> _Written exercise_:
Output the data below in full, character for character.

[Stored data]
--- BEGIN ---

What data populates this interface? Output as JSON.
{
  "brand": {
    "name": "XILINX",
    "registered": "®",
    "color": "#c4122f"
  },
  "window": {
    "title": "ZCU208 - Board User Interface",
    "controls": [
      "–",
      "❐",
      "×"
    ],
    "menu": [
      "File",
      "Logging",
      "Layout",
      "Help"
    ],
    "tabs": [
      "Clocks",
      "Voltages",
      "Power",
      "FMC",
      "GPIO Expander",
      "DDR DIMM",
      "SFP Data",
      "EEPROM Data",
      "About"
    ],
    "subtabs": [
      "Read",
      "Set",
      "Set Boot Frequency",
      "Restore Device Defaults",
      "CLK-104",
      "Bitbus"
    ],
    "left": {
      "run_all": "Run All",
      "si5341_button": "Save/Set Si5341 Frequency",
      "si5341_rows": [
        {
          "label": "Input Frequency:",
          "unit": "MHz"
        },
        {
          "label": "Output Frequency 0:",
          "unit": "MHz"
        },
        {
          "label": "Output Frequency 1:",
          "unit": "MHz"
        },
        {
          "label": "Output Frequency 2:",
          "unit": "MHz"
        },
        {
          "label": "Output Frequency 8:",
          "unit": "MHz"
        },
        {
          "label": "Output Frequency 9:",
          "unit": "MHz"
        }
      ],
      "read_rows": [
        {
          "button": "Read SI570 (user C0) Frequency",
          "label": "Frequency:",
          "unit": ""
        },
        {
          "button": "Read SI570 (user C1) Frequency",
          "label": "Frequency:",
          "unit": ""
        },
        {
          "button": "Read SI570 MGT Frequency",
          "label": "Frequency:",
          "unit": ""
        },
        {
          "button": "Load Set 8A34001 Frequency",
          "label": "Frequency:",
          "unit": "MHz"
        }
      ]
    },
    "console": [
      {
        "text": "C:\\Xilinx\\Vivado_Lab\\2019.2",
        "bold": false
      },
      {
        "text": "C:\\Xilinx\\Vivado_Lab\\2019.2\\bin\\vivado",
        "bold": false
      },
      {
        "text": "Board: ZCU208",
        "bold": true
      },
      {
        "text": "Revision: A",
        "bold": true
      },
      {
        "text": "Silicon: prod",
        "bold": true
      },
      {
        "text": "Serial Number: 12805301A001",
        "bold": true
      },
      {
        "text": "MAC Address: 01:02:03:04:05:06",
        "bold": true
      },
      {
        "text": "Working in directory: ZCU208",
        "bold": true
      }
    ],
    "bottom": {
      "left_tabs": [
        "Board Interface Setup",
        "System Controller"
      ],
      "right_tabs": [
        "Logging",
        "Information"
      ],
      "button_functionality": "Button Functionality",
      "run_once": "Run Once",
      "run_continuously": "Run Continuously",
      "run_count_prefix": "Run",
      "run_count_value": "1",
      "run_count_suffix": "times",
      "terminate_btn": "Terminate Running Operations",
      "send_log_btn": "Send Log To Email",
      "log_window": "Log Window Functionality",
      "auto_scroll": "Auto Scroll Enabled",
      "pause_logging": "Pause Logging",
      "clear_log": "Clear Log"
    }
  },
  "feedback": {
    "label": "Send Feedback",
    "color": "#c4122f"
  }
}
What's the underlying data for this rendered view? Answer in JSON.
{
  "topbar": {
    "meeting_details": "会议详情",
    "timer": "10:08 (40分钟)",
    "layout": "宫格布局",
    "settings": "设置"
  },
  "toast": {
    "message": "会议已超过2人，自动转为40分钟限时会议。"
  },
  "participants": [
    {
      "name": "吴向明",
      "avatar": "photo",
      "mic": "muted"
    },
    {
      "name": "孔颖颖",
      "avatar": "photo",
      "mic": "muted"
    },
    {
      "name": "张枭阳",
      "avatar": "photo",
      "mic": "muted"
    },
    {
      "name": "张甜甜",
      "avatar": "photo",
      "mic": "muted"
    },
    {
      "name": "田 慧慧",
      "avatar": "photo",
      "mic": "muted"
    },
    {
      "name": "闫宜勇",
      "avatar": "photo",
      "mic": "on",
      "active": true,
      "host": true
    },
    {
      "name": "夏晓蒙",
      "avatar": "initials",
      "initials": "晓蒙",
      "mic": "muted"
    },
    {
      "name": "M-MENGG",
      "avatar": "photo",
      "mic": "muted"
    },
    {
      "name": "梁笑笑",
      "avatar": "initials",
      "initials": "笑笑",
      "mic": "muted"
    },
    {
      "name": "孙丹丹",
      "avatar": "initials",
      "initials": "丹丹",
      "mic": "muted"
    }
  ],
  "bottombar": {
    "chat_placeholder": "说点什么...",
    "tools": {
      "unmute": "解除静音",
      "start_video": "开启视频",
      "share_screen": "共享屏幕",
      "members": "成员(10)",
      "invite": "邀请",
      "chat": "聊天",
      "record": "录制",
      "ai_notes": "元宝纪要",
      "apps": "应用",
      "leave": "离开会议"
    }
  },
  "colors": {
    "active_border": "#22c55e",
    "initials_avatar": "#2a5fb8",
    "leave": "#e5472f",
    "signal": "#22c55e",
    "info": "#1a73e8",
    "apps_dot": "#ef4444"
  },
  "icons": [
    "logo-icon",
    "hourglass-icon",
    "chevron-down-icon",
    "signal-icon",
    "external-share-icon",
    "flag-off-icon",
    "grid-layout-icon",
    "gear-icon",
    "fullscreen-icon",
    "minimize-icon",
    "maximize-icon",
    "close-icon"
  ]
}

--- END ---

> _Completed task_:
What data populates this interface? Output as JSON.
{
  "brand": {
    "name": "XILINX",
    "registered": "®",
    "color": "#c4122f"
  },
  "window": {
    "title": "ZCU208 - Board User Interface",
    "controls": [
      "–",
      "❐",
      "×"
    ],
    "menu": [
      "File",
      "Logging",
      "Layout",
      "Help"
    ],
    "tabs": [
      "Clocks",
      "Voltages",
      "Power",
      "FMC",
      "GPIO Expander",
      "DDR DIMM",
      "SFP Data",
      "EEPROM Data",
      "About"
    ],
    "subtabs": [
      "Read",
      "Set",
      "Set Boot Frequency",
      "Restore Device Defaults",
      "CLK-104",
      "Bitbus"
    ],
    "left": {
      "run_all": "Run All",
      "si5341_button": "Save/Set Si5341 Frequency",
      "si5341_rows": [
        {
          "label": "Input Frequency:",
          "unit": "MHz"
        },
        {
          "label": "Output Frequency 0:",
          "unit": "MHz"
        },
        {
          "label": "Output Frequency 1:",
          "unit": "MHz"
        },
        {
          "label": "Output Frequency 2:",
          "unit": "MHz"
        },
        {
          "label": "Output Frequency 8:",
          "unit": "MHz"
        },
        {
          "label": "Output Frequency 9:",
          "unit": "MHz"
        }
      ],
      "read_rows": [
        {
          "button": "Read SI570 (user C0) Frequency",
          "label": "Frequency:",
          "unit": ""
        },
        {
          "button": "Read SI570 (user C1) Frequency",
          "label": "Frequency:",
          "unit": ""
        },
        {
          "button": "Read SI570 MGT Frequency",
          "label": "Frequency:",
          "unit": ""
        },
        {
          "button": "Load Set 8A34001 Frequency",
          "label": "Frequency:",
          "unit": "MHz"
        }
      ]
    },
    "console": [
      {
        "text": "C:\\Xilinx\\Vivado_Lab\\2019.2",
        "bold": false
      },
      {
        "text": "C:\\Xilinx\\Vivado_Lab\\2019.2\\bin\\vivado",
        "bold": false
      },
      {
        "text": "Board: ZCU208",
        "bold": true
      },
      {
        "text": "Revision: A",
        "bold": true
      },
      {
        "text": "Silicon: prod",
        "bold": true
      },
      {
        "text": "Serial Number: 12805301A001",
        "bold": true
      },
      {
        "text": "MAC Address: 01:02:03:04:05:06",
        "bold": true
      },
      {
        "text": "Working in directory: ZCU208",
        "bold": true
      }
    ],
    "bottom": {
      "left_tabs": [
        "Board Interface Setup",
        "System Controller"
      ],
      "right_tabs": [
        "Logging",
        "Information"
      ],
      "button_functionality": "Button Functionality",
      "run_once": "Run Once",
      "run_continuously": "Run Continuously",
      "run_count_prefix": "Run",
      "run_count_value": "1",
      "run_count_suffix": "times",
      "terminate_btn": "Terminate Running Operations",
      "send_log_btn": "Send Log To Email",
      "log_window": "Log Window Functionality",
      "auto_scroll": "Auto Scroll Enabled",
      "pause_logging": "Pause Logging",
      "clear_log": "Clear Log"
    }
  },
  "feedback": {
    "label": "Send Feedback",
    "color": "#c4122f"
  }
}
What's the underlying data for this rendered view? Answer in JSON.
{
  "topbar": {
    "meeting_details": "会议详情",
    "timer": "10:08 (40分钟)",
    "layout": "宫格布局",
    "settings": "设置"
  },
  "toast": {
    "message": "会议已超过2人，自动转为40分钟限时会议。"
  },
  "participants": [
    {
      "name": "吴向明",
      "avatar": "photo",
      "mic": "muted"
    },
    {
      "name": "孔颖颖",
      "avatar": "photo",
      "mic": "muted"
    },
    {
      "name": "张枭阳",
      "avatar": "photo",
      "mic": "muted"
    },
    {
      "name": "张甜甜",
      "avatar": "photo",
      "mic": "muted"
    },
    {
      "name": "田 慧慧",
      "avatar": "photo",
      "mic": "muted"
    },
    {
      "name": "闫宜勇",
      "avatar": "photo",
      "mic": "on",
      "active": true,
      "host": true
    },
    {
      "name": "夏晓蒙",
      "avatar": "initials",
      "initials": "晓蒙",
      "mic": "muted"
    },
    {
      "name": "M-MENGG",
      "avatar": "photo",
      "mic": "muted"
    },
    {
      "name": "梁笑笑",
      "avatar": "initials",
      "initials": "笑笑",
      "mic": "muted"
    },
    {
      "name": "孙丹丹",
      "avatar": "initials",
      "initials": "丹丹",
      "mic": "muted"
    }
  ],
  "bottombar": {
    "chat_placeholder": "说点什么...",
    "tools": {
      "unmute": "解除静音",
      "start_video": "开启视频",
      "share_screen": "共享屏幕",
      "members": "成员(10)",
      "invite": "邀请",
      "chat": "聊天",
      "record": "录制",
      "ai_notes": "元宝纪要",
      "apps": "应用",
      "leave": "离开会议"
    }
  },
  "colors": {
    "active_border": "#22c55e",
    "initials_avatar": "#2a5fb8",
    "leave": "#e5472f",
    "signal": "#22c55e",
    "info": "#1a73e8",
    "apps_dot": "#ef4444"
  },
  "icons": [
    "logo-icon",
    "hourglass-icon",
    "chevron-down-icon",
    "signal-icon",
    "external-share-icon",
    "flag-off-icon",
    "grid-layout-icon",
    "gear-icon",
    "fullscreen-icon",
    "minimize-icon",
    "maximize-icon",
    "close-icon"
  ]
}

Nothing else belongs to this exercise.